Recorded information =>

======

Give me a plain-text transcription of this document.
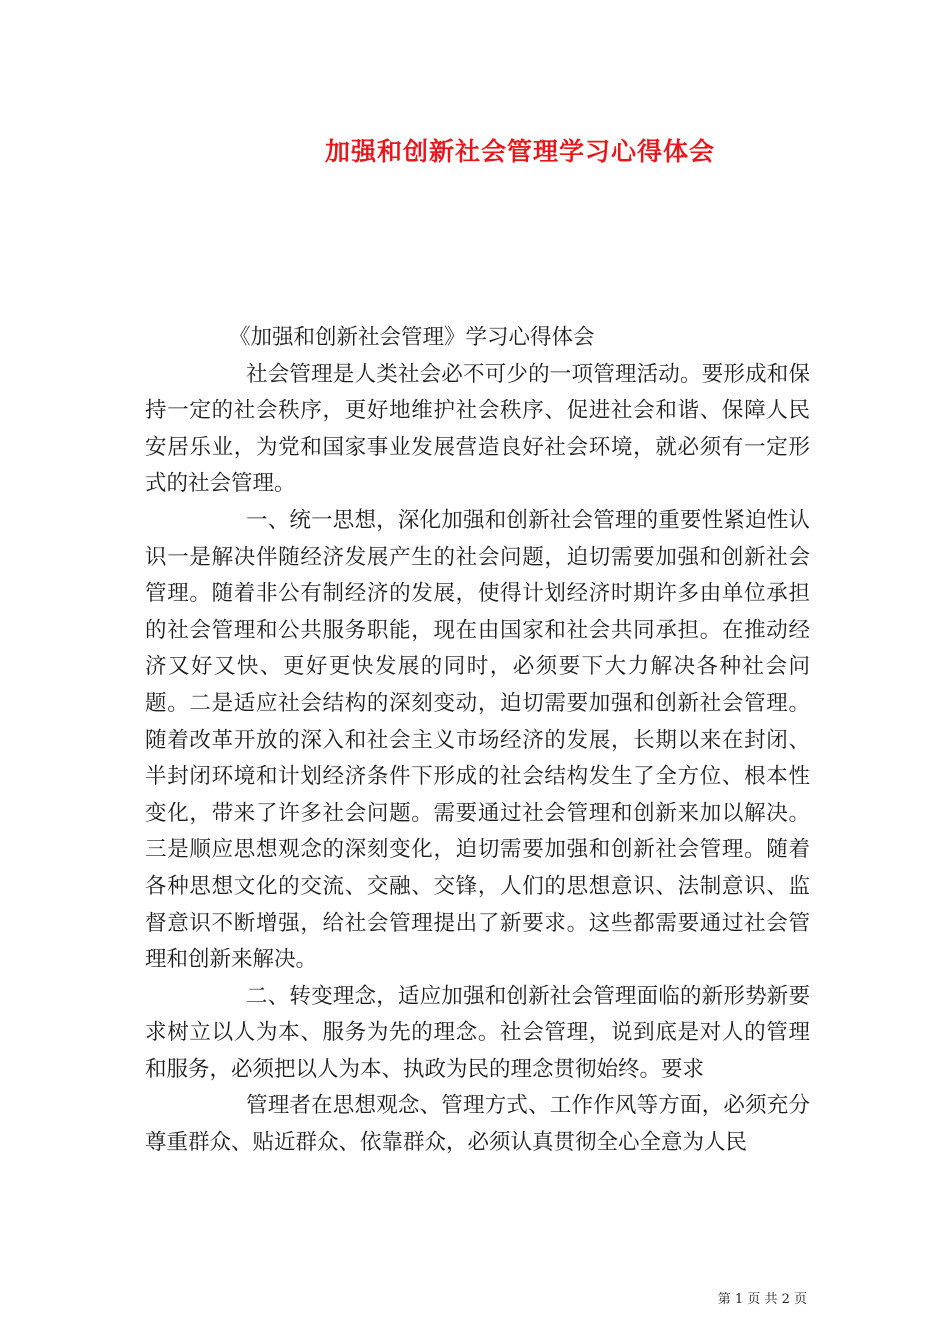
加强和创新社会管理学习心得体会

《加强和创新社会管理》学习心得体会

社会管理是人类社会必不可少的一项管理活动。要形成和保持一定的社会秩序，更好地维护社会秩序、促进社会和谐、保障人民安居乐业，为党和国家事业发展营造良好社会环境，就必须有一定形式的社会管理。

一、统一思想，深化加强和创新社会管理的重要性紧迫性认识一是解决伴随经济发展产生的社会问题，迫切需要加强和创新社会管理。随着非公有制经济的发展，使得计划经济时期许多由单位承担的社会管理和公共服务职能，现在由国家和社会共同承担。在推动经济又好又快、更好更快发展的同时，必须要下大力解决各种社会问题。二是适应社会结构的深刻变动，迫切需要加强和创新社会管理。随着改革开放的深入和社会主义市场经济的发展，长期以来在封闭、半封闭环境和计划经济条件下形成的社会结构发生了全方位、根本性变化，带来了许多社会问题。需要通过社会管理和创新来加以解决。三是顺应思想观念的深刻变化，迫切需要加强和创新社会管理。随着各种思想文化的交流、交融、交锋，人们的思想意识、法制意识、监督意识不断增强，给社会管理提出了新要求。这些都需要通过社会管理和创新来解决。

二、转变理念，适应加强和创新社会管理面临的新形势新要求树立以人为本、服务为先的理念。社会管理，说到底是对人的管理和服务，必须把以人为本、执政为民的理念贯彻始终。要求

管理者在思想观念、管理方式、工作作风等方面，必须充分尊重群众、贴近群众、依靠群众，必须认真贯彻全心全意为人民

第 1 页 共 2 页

======

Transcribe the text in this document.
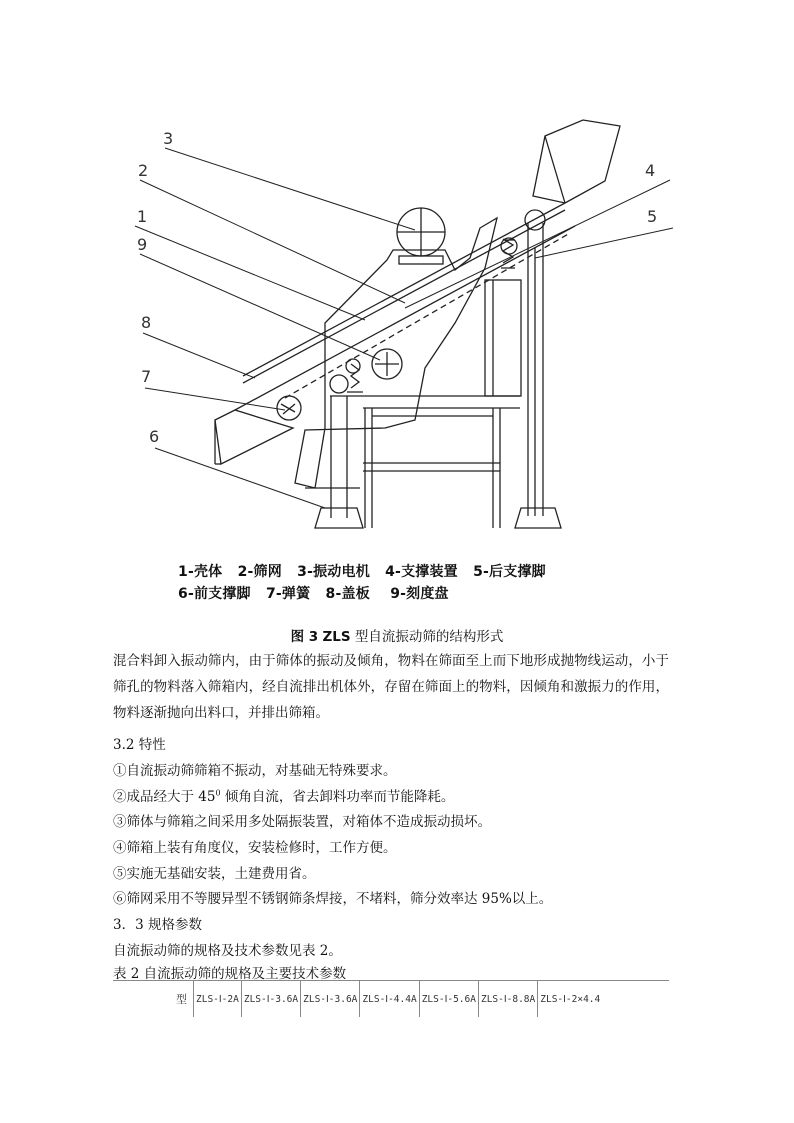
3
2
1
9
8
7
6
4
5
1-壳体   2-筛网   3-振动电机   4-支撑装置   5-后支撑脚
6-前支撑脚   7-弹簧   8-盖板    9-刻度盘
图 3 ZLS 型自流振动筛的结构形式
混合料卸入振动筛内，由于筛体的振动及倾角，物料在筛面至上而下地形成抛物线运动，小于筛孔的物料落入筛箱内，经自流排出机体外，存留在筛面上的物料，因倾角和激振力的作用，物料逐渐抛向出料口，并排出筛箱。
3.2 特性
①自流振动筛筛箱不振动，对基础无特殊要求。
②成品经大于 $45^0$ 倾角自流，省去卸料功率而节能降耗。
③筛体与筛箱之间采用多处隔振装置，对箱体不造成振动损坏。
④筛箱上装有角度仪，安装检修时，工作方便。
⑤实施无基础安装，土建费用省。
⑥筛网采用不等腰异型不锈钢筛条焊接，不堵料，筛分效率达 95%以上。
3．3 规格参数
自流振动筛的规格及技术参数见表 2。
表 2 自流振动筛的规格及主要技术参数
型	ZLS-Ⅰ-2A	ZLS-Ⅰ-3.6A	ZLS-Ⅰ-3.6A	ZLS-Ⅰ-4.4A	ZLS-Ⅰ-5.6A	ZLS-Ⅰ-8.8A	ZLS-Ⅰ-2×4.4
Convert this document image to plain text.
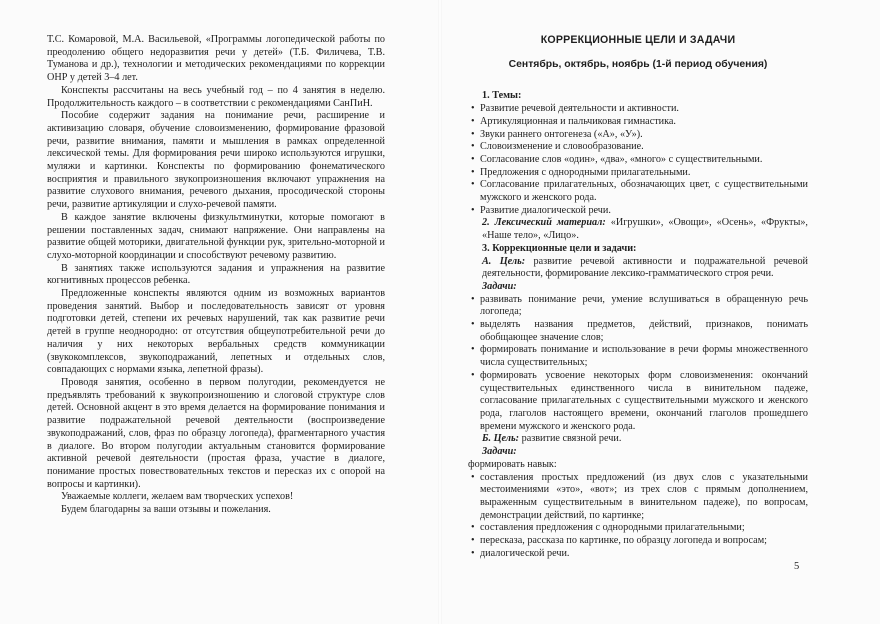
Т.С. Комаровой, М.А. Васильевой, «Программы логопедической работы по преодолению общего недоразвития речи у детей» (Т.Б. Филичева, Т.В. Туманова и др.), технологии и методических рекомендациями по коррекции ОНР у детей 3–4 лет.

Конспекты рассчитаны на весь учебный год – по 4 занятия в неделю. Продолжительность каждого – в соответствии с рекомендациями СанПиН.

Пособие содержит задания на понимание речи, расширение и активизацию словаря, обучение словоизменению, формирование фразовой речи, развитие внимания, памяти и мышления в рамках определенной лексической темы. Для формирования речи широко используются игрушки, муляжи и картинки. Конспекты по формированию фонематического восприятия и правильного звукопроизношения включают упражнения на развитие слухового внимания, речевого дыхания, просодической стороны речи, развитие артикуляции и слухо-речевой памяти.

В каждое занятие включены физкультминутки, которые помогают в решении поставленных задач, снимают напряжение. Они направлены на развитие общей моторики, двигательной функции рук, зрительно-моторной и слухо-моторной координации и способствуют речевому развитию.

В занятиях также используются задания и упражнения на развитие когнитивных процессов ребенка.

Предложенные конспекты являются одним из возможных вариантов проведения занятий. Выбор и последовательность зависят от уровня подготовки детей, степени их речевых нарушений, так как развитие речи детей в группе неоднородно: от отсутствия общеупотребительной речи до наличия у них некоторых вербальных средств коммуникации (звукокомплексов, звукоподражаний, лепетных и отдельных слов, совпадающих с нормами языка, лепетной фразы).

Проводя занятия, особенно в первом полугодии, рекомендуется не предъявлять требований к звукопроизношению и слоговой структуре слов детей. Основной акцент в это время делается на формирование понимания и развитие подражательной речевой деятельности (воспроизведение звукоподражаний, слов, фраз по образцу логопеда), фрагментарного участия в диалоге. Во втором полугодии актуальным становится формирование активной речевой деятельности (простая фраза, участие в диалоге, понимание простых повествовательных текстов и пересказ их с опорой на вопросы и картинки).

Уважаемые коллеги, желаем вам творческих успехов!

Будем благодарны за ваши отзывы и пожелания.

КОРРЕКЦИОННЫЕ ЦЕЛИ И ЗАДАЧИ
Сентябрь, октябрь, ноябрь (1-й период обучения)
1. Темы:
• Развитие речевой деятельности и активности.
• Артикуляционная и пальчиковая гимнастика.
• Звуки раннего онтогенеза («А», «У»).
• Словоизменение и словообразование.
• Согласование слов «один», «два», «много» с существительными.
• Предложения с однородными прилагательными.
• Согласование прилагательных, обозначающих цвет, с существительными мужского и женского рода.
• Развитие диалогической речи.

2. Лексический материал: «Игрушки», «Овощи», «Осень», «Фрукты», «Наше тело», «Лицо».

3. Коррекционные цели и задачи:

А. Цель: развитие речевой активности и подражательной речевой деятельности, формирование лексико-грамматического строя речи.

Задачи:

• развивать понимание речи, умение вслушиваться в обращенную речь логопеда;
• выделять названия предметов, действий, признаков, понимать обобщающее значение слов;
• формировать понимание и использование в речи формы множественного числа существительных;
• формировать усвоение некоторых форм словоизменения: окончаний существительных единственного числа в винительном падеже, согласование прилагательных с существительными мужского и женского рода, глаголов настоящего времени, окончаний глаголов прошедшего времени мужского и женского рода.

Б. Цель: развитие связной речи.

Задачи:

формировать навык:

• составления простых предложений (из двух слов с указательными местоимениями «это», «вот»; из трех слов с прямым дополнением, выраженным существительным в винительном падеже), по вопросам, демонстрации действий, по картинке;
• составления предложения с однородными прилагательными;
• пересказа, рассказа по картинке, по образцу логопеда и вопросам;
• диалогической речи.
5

======

Aim of the exercise => Pull out each line holding the string "однородными".

Correct output =>
• Предложения с однородными прилагательными.
• составления предложения с однородными прилагательными;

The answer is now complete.